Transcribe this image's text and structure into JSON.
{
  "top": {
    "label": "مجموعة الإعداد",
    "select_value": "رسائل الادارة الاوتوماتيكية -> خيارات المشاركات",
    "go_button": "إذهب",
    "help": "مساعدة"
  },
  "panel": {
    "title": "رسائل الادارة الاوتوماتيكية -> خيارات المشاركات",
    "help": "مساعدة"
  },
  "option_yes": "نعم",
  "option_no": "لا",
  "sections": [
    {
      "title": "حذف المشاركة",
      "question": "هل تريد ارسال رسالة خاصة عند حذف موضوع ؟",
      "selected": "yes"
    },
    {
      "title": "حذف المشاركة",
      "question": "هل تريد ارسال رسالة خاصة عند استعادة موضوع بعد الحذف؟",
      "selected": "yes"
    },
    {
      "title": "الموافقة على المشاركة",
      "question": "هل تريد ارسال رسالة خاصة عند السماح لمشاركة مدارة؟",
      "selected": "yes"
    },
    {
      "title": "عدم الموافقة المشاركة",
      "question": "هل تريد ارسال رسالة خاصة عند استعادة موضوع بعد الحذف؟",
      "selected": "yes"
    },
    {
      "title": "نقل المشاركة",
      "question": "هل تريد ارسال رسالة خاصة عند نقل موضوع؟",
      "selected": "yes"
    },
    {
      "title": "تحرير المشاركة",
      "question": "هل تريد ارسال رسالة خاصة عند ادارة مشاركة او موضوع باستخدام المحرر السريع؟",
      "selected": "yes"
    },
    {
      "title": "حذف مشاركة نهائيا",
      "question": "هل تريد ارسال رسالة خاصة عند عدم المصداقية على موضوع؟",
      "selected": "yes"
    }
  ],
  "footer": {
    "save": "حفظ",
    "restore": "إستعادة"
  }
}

▶ _EXERCISE_
Reproduce all the records precisely.

▶ _SOLUTION TO THIS EXERCISE_
Transcribe this image's text and structure into JSON.
{
  "top": {
    "label": "مجموعة الإعداد",
    "select_value": "رسائل الادارة الاوتوماتيكية -> خيارات المشاركات",
    "go_button": "إذهب",
    "help": "مساعدة"
  },
  "panel": {
    "title": "رسائل الادارة الاوتوماتيكية -> خيارات المشاركات",
    "help": "مساعدة"
  },
  "option_yes": "نعم",
  "option_no": "لا",
  "sections": [
    {
      "title": "حذف المشاركة",
      "question": "هل تريد ارسال رسالة خاصة عند حذف موضوع ؟",
      "selected": "yes"
    },
    {
      "title": "حذف المشاركة",
      "question": "هل تريد ارسال رسالة خاصة عند استعادة موضوع بعد الحذف؟",
      "selected": "yes"
    },
    {
      "title": "الموافقة على المشاركة",
      "question": "هل تريد ارسال رسالة خاصة عند السماح لمشاركة مدارة؟",
      "selected": "yes"
    },
    {
      "title": "عدم الموافقة المشاركة",
      "question": "هل تريد ارسال رسالة خاصة عند استعادة موضوع بعد الحذف؟",
      "selected": "yes"
    },
    {
      "title": "نقل المشاركة",
      "question": "هل تريد ارسال رسالة خاصة عند نقل موضوع؟",
      "selected": "yes"
    },
    {
      "title": "تحرير المشاركة",
      "question": "هل تريد ارسال رسالة خاصة عند ادارة مشاركة او موضوع باستخدام المحرر السريع؟",
      "selected": "yes"
    },
    {
      "title": "حذف مشاركة نهائيا",
      "question": "هل تريد ارسال رسالة خاصة عند عدم المصداقية على موضوع؟",
      "selected": "yes"
    }
  ],
  "footer": {
    "save": "حفظ",
    "restore": "إستعادة"
  }
}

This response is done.